■ TASK GOAL
Write what comes next in the passage on dimensions for classifying augmented reality annotations, starting right after its final sentence.

■ SELECTED PASSAGE
As Wither et al. point out, the Anchor, Structure

and Presentation challenges defined by Hansen

describe how and where an annotation is placed in

relation to the object that it annotates, so they are

directly related to what they call Location complexity

and Location movement. For its part, Hansen’s

challenge of Editing is directly linked to the

Interactivity dimension of Wither et al. Hansen's

work does not take into account the information

contained in the annotations, only its relation to the

annotated objects and with the user. Wither et al.,

instead, adds the dimensions of Semantic relevance,

Content complexity and Annotation permanence in

order to evaluate the content of the annotation and its

temporal dimension.

As a complement to the six orthogonal

dimensions of Wither et al., the work of (Tönnis et al.,

2013) presents five other dimensions that cover the

representation principles of virtual information in AR

related to the physical environment. Therefore, the

authors do not speak specifically of annotations but

their classification complements that of Wither et al.

and can be extrapolated to the scope that concerns us.

These dimensions are:

- Temporality: It depends on the existence of the

virtual information, regardless of whether it is within

the field of vision or not. The authors differentiate

between permanently represented information and

information that occasionally exists in the augmented

world, as it depends on specific events.

- Dimensionality: Methods used to visualize and

integrate virtual information in the physical

environment: 2D or 3D.

- Viewpoint Reference Frame: Method to represent

the virtual information in relation to the point of view

of both the user and the virtual camera of the system.

They differentiate between: egocentric (first person),

exocentric (third person) and egomotion (displaced).

- Mounting and Registration: Spatial relationship

between virtual information and the physical world.

Mounting refers to what virtual information is linked

to (user, environment, world or multiple).

Registration is the technical part of the mounting, that

is: how to accurately determine a location in the

physical world (the anchoring) to place the virtual

information.

- Type of Reference: The extent to which a virtual

object refers to an element of the physical world. This

dimension depends on the visibility of physical

objects. The authors differentiate three types of

references: direct (physical objects and their

augmented information are visible to the user),

indirect (virtual information reveals hidden physical

objects) and pure (virtual objects provide references

to physical objects that are not in the field of view).

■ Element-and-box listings

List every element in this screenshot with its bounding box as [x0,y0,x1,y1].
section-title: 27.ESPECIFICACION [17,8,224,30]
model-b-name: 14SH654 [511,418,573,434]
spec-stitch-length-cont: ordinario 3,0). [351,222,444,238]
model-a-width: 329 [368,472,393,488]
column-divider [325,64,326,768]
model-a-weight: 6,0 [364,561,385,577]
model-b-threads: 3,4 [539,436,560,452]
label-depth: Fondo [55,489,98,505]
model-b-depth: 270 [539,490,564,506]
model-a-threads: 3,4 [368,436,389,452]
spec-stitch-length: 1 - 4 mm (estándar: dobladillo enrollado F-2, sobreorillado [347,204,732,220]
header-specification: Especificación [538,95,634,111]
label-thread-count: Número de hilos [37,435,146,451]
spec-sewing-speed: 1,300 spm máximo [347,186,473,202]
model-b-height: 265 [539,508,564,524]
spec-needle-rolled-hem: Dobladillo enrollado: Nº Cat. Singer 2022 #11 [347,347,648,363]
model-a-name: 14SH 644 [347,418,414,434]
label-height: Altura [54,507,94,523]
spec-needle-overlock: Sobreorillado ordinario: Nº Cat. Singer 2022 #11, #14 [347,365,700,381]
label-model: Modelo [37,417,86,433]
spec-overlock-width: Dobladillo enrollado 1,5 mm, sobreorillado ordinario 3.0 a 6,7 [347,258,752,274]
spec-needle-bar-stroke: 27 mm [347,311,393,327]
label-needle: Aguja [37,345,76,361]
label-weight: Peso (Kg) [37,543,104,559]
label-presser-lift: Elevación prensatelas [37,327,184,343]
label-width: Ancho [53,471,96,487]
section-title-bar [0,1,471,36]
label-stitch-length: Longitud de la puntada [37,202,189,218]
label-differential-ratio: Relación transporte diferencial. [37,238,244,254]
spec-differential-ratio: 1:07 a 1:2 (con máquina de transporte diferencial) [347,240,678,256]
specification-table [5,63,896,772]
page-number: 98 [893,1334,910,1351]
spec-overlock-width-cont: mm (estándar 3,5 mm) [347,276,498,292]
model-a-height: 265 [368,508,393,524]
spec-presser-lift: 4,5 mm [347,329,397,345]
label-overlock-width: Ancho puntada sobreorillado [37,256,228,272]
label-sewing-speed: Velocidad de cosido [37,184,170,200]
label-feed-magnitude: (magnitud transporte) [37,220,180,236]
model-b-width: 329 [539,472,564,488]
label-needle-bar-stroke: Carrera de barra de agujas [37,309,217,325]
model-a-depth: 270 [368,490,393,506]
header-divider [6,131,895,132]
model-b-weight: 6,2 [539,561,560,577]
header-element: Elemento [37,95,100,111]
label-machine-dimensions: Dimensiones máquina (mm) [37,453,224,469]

---

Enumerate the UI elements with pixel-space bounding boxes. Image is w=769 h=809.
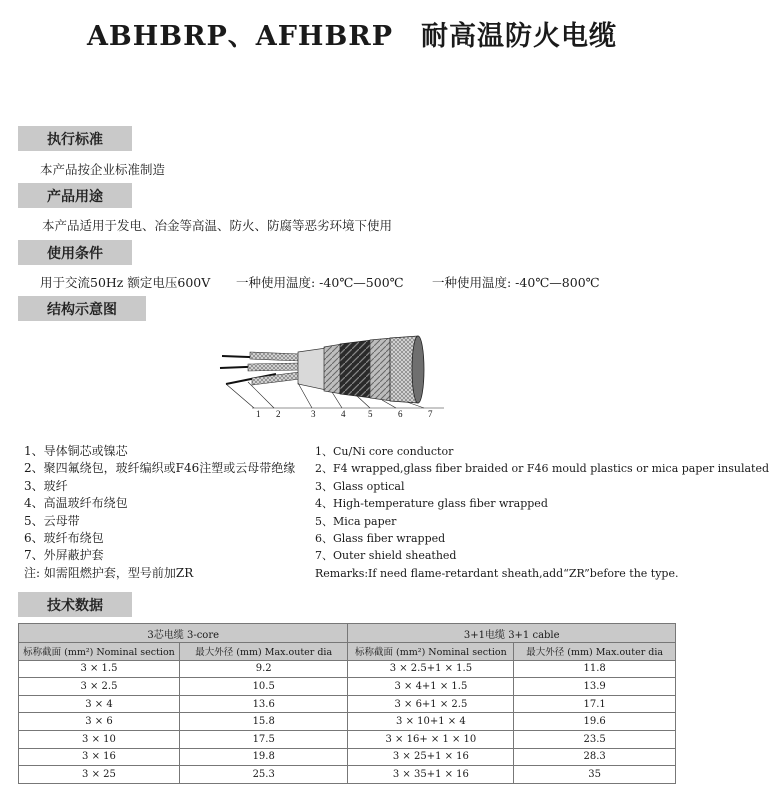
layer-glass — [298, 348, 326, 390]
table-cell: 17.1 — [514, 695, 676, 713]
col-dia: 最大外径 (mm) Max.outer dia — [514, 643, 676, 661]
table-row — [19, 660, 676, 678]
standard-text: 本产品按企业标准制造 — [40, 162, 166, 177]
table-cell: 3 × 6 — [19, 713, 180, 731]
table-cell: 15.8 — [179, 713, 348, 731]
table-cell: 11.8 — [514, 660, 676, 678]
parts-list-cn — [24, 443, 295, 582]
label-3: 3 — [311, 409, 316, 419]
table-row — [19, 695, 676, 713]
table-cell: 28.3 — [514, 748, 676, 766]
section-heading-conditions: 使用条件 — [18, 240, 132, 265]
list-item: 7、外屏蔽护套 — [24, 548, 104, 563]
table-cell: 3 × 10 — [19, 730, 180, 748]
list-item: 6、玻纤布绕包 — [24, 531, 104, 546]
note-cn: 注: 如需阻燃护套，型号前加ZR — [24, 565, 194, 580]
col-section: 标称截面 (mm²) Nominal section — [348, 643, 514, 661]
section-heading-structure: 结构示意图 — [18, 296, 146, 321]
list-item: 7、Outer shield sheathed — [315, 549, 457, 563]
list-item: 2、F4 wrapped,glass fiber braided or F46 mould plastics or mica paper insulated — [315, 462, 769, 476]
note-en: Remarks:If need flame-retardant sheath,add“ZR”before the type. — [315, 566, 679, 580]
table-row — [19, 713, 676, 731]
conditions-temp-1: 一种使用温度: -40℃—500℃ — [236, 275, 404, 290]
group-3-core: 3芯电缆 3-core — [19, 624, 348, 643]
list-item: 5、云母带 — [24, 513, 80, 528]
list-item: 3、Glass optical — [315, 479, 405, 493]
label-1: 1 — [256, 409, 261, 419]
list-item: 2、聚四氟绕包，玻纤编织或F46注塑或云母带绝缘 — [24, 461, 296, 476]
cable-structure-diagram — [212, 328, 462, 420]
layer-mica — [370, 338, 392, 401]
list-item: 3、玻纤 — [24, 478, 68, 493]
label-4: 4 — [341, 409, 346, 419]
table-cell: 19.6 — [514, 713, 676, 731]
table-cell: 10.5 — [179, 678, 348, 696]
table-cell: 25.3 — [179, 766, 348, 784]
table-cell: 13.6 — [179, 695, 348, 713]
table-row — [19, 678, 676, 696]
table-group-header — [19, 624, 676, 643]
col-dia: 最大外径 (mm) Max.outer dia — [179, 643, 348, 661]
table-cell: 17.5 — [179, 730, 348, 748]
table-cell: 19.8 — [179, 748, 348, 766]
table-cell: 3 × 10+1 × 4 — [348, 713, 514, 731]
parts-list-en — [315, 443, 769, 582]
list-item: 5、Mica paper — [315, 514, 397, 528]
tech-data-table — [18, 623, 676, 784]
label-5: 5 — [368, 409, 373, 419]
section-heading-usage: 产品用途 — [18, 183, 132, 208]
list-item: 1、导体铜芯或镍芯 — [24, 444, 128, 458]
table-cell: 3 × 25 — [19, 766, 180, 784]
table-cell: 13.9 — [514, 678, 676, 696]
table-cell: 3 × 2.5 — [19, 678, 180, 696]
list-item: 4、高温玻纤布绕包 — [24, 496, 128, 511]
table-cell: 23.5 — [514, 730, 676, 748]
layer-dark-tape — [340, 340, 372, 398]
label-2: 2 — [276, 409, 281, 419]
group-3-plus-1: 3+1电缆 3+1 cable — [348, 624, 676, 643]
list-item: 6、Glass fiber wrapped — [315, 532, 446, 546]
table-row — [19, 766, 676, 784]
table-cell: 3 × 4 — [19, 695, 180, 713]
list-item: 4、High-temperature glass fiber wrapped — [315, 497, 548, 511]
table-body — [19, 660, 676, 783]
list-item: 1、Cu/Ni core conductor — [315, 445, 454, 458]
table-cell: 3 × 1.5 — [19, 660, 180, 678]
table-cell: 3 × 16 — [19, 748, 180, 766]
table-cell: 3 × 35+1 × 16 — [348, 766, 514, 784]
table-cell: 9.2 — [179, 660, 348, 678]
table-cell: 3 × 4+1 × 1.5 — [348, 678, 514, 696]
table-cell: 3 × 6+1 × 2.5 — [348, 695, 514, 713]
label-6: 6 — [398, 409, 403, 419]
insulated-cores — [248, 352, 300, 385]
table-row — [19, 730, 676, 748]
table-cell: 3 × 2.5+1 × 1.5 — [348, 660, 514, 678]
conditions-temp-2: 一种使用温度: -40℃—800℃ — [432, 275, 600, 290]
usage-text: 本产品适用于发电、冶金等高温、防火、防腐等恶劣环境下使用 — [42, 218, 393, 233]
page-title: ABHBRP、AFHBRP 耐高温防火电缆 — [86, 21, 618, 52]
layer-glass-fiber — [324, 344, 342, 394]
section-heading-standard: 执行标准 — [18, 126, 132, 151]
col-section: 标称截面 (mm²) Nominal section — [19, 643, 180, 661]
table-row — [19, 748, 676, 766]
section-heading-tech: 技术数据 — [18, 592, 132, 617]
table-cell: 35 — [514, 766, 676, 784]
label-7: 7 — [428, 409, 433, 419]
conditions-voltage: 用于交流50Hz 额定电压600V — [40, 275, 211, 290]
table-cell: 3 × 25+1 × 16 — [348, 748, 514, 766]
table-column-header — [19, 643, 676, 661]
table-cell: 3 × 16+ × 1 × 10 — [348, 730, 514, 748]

■ THE RESPONSE
Tönis et al. compare their dimensions with those

of Wither et al. The authors relate their dimension of

Temporality with that Wither et al. call Annotation

permanence. However, we believe that, although they

are related concepts, it is interesting to study them

separately because the Wither et al. classification is

based on the fact that an annotation does not always

have to be visible to the user while that of Tönis et al.

depends on the existence of the annotation, regardless

of whether it is within the field of vision or not.

Moreover, Tönis et al. relate their dimension of

Dimensionality to the Semantic Relevance and

Content complexity of Wither et al. However, Tönis

et al. differentiate between 2D and 3D information

objects while the Wither’s classification is much

more detailed. The Viewpoint reference frame

dimension is exclusive to Tönis et al. since it is a

generic concept of AR. For its part, the Type of

reference dimension is described by Tönis et al. as a

sub concept within the Semantic relevance dimension

of Wither et al., so it might be interesting to study

these two dimensions separately (Wither et al. focus

more on how the content of the annotation contributes

to the object annotated while Tönis et al. focus more

on the relationship between them). Finally, the

dimension of Mounting and registration are related to

the dimensions of Location complexity and Location

movement but, again, Wither et al. granulate the

problem much more.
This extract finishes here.